Stored items from a collection:

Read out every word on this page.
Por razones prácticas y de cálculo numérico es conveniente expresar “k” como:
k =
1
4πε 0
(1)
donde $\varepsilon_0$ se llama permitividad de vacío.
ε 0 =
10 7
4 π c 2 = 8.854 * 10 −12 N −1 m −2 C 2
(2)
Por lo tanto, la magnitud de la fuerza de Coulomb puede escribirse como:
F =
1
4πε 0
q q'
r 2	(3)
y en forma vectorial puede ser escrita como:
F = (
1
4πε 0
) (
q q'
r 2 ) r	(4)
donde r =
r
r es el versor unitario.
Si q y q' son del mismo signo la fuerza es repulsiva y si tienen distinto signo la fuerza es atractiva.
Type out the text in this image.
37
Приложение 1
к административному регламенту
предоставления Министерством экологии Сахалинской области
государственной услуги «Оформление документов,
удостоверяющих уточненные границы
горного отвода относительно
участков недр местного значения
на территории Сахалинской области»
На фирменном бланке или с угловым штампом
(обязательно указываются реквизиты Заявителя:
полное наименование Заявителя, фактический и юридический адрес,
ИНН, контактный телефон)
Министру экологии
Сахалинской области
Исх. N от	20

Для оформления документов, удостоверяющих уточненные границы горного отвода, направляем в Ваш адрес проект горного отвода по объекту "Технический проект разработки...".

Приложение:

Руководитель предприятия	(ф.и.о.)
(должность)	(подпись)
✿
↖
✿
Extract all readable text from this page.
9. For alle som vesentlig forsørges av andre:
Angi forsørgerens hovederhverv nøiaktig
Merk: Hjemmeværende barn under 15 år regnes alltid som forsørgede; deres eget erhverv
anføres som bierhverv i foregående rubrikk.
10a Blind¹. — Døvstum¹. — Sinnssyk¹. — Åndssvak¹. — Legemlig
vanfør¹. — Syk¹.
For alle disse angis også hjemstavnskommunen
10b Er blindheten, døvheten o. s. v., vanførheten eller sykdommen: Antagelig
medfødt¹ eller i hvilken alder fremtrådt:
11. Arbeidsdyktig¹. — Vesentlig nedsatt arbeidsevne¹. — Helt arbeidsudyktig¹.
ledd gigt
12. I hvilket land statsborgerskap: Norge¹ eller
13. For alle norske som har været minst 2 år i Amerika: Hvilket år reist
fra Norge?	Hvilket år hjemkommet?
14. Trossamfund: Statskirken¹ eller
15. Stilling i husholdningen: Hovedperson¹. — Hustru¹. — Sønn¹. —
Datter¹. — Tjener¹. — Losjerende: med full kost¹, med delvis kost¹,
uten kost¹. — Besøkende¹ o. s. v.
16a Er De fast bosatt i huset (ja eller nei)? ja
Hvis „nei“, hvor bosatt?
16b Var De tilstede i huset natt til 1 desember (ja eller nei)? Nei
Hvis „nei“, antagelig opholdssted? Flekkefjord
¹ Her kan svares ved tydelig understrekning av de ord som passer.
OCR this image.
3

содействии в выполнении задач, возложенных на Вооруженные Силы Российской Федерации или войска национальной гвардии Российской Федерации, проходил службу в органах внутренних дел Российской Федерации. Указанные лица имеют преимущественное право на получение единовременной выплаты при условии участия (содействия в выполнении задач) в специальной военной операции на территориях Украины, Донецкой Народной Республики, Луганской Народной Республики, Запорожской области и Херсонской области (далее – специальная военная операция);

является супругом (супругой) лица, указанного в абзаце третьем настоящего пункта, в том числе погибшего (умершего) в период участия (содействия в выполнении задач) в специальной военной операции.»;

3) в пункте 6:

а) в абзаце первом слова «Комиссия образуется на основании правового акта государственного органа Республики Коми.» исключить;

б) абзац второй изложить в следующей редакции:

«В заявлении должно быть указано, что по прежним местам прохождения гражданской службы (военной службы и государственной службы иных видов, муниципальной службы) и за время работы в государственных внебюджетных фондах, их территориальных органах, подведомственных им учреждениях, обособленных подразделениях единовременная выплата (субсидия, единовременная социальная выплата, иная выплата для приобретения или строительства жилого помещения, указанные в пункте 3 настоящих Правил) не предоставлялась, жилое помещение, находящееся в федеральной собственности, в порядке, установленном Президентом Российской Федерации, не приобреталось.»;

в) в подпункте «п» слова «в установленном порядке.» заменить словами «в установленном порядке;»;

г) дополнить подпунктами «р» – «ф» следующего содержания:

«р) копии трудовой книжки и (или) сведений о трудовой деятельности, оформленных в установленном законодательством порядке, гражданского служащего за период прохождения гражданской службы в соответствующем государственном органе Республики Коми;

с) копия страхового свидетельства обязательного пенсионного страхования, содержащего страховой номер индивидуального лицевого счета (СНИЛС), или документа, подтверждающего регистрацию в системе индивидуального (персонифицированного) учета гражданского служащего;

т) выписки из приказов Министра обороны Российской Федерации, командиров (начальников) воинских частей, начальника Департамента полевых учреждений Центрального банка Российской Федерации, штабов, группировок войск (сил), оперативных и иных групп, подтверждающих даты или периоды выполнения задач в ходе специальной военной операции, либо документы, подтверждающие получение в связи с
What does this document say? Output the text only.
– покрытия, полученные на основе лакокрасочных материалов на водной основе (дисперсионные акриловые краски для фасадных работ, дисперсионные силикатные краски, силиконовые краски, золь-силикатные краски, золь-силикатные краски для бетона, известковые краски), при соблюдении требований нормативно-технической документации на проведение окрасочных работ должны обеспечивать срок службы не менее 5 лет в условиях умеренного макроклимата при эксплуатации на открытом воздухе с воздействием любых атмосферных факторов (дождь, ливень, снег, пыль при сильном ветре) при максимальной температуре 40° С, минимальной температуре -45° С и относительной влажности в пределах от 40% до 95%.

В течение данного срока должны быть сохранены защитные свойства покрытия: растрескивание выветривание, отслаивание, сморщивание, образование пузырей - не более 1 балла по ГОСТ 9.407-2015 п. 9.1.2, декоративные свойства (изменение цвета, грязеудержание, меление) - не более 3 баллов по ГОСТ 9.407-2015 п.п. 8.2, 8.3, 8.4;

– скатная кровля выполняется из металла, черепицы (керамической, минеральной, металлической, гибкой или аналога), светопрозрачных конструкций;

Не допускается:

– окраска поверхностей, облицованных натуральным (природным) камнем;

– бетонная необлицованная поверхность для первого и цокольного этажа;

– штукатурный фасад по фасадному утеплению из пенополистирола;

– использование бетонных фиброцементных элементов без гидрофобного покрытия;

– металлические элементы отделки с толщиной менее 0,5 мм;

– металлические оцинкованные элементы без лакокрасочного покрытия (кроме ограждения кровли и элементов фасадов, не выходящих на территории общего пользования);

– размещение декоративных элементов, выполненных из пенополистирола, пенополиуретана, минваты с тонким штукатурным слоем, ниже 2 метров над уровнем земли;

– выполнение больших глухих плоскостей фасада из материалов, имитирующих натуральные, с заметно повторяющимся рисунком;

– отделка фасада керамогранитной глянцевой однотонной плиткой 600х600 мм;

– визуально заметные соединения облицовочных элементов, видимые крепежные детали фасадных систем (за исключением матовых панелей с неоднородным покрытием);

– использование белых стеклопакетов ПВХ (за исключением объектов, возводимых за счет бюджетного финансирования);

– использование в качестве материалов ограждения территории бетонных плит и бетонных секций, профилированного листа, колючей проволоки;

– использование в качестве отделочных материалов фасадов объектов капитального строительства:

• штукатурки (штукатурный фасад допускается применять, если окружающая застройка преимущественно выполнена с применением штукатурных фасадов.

--- WHAT THE EXERCISE ASKS ---
From the listing above, reproduce all the lines exactly.

--- RESPONSE BELOW ---
Read out every word on this page.
Por razones prácticas y de cálculo numérico es conveniente expresar “k” como:
k =
1
4πε 0
(1)
donde $\varepsilon_0$ se llama permitividad de vacío.
ε 0 =
10 7
4 π c 2 = 8.854 * 10 −12 N −1 m −2 C 2
(2)
Por lo tanto, la magnitud de la fuerza de Coulomb puede escribirse como:
F =
1
4πε 0
q q'
r 2	(3)
y en forma vectorial puede ser escrita como:
F = (
1
4πε 0
) (
q q'
r 2 ) r	(4)
donde r =
r
r es el versor unitario.
Si q y q' son del mismo signo la fuerza es repulsiva y si tienen distinto signo la fuerza es atractiva.
Type out the text in this image.
37
Приложение 1
к административному регламенту
предоставления Министерством экологии Сахалинской области
государственной услуги «Оформление документов,
удостоверяющих уточненные границы
горного отвода относительно
участков недр местного значения
на территории Сахалинской области»
На фирменном бланке или с угловым штампом
(обязательно указываются реквизиты Заявителя:
полное наименование Заявителя, фактический и юридический адрес,
ИНН, контактный телефон)
Министру экологии
Сахалинской области
Исх. N от	20

Для оформления документов, удостоверяющих уточненные границы горного отвода, направляем в Ваш адрес проект горного отвода по объекту "Технический проект разработки...".

Приложение:

Руководитель предприятия	(ф.и.о.)
(должность)	(подпись)
✿
↖
✿
Extract all readable text from this page.
9. For alle som vesentlig forsørges av andre:
Angi forsørgerens hovederhverv nøiaktig
Merk: Hjemmeværende barn under 15 år regnes alltid som forsørgede; deres eget erhverv
anføres som bierhverv i foregående rubrikk.
10a Blind¹. — Døvstum¹. — Sinnssyk¹. — Åndssvak¹. — Legemlig
vanfør¹. — Syk¹.
For alle disse angis også hjemstavnskommunen
10b Er blindheten, døvheten o. s. v., vanførheten eller sykdommen: Antagelig
medfødt¹ eller i hvilken alder fremtrådt:
11. Arbeidsdyktig¹. — Vesentlig nedsatt arbeidsevne¹. — Helt arbeidsudyktig¹.
ledd gigt
12. I hvilket land statsborgerskap: Norge¹ eller
13. For alle norske som har været minst 2 år i Amerika: Hvilket år reist
fra Norge?	Hvilket år hjemkommet?
14. Trossamfund: Statskirken¹ eller
15. Stilling i husholdningen: Hovedperson¹. — Hustru¹. — Sønn¹. —
Datter¹. — Tjener¹. — Losjerende: med full kost¹, med delvis kost¹,
uten kost¹. — Besøkende¹ o. s. v.
16a Er De fast bosatt i huset (ja eller nei)? ja
Hvis „nei“, hvor bosatt?
16b Var De tilstede i huset natt til 1 desember (ja eller nei)? Nei
Hvis „nei“, antagelig opholdssted? Flekkefjord
¹ Her kan svares ved tydelig understrekning av de ord som passer.
OCR this image.
3

содействии в выполнении задач, возложенных на Вооруженные Силы Российской Федерации или войска национальной гвардии Российской Федерации, проходил службу в органах внутренних дел Российской Федерации. Указанные лица имеют преимущественное право на получение единовременной выплаты при условии участия (содействия в выполнении задач) в специальной военной операции на территориях Украины, Донецкой Народной Республики, Луганской Народной Республики, Запорожской области и Херсонской области (далее – специальная военная операция);

является супругом (супругой) лица, указанного в абзаце третьем настоящего пункта, в том числе погибшего (умершего) в период участия (содействия в выполнении задач) в специальной военной операции.»;

3) в пункте 6:

а) в абзаце первом слова «Комиссия образуется на основании правового акта государственного органа Республики Коми.» исключить;

б) абзац второй изложить в следующей редакции:

«В заявлении должно быть указано, что по прежним местам прохождения гражданской службы (военной службы и государственной службы иных видов, муниципальной службы) и за время работы в государственных внебюджетных фондах, их территориальных органах, подведомственных им учреждениях, обособленных подразделениях единовременная выплата (субсидия, единовременная социальная выплата, иная выплата для приобретения или строительства жилого помещения, указанные в пункте 3 настоящих Правил) не предоставлялась, жилое помещение, находящееся в федеральной собственности, в порядке, установленном Президентом Российской Федерации, не приобреталось.»;

в) в подпункте «п» слова «в установленном порядке.» заменить словами «в установленном порядке;»;

г) дополнить подпунктами «р» – «ф» следующего содержания:

«р) копии трудовой книжки и (или) сведений о трудовой деятельности, оформленных в установленном законодательством порядке, гражданского служащего за период прохождения гражданской службы в соответствующем государственном органе Республики Коми;

с) копия страхового свидетельства обязательного пенсионного страхования, содержащего страховой номер индивидуального лицевого счета (СНИЛС), или документа, подтверждающего регистрацию в системе индивидуального (персонифицированного) учета гражданского служащего;

т) выписки из приказов Министра обороны Российской Федерации, командиров (начальников) воинских частей, начальника Департамента полевых учреждений Центрального банка Российской Федерации, штабов, группировок войск (сил), оперативных и иных групп, подтверждающих даты или периоды выполнения задач в ходе специальной военной операции, либо документы, подтверждающие получение в связи с
What does this document say? Output the text only.
– покрытия, полученные на основе лакокрасочных материалов на водной основе (дисперсионные акриловые краски для фасадных работ, дисперсионные силикатные краски, силиконовые краски, золь-силикатные краски, золь-силикатные краски для бетона, известковые краски), при соблюдении требований нормативно-технической документации на проведение окрасочных работ должны обеспечивать срок службы не менее 5 лет в условиях умеренного макроклимата при эксплуатации на открытом воздухе с воздействием любых атмосферных факторов (дождь, ливень, снег, пыль при сильном ветре) при максимальной температуре 40° С, минимальной температуре -45° С и относительной влажности в пределах от 40% до 95%.

В течение данного срока должны быть сохранены защитные свойства покрытия: растрескивание выветривание, отслаивание, сморщивание, образование пузырей - не более 1 балла по ГОСТ 9.407-2015 п. 9.1.2, декоративные свойства (изменение цвета, грязеудержание, меление) - не более 3 баллов по ГОСТ 9.407-2015 п.п. 8.2, 8.3, 8.4;

– скатная кровля выполняется из металла, черепицы (керамической, минеральной, металлической, гибкой или аналога), светопрозрачных конструкций;

Не допускается:

– окраска поверхностей, облицованных натуральным (природным) камнем;

– бетонная необлицованная поверхность для первого и цокольного этажа;

– штукатурный фасад по фасадному утеплению из пенополистирола;

– использование бетонных фиброцементных элементов без гидрофобного покрытия;

– металлические элементы отделки с толщиной менее 0,5 мм;

– металлические оцинкованные элементы без лакокрасочного покрытия (кроме ограждения кровли и элементов фасадов, не выходящих на территории общего пользования);

– размещение декоративных элементов, выполненных из пенополистирола, пенополиуретана, минваты с тонким штукатурным слоем, ниже 2 метров над уровнем земли;

– выполнение больших глухих плоскостей фасада из материалов, имитирующих натуральные, с заметно повторяющимся рисунком;

– отделка фасада керамогранитной глянцевой однотонной плиткой 600х600 мм;

– визуально заметные соединения облицовочных элементов, видимые крепежные детали фасадных систем (за исключением матовых панелей с неоднородным покрытием);

– использование белых стеклопакетов ПВХ (за исключением объектов, возводимых за счет бюджетного финансирования);

– использование в качестве материалов ограждения территории бетонных плит и бетонных секций, профилированного листа, колючей проволоки;

– использование в качестве отделочных материалов фасадов объектов капитального строительства:

• штукатурки (штукатурный фасад допускается применять, если окружающая застройка преимущественно выполнена с применением штукатурных фасадов.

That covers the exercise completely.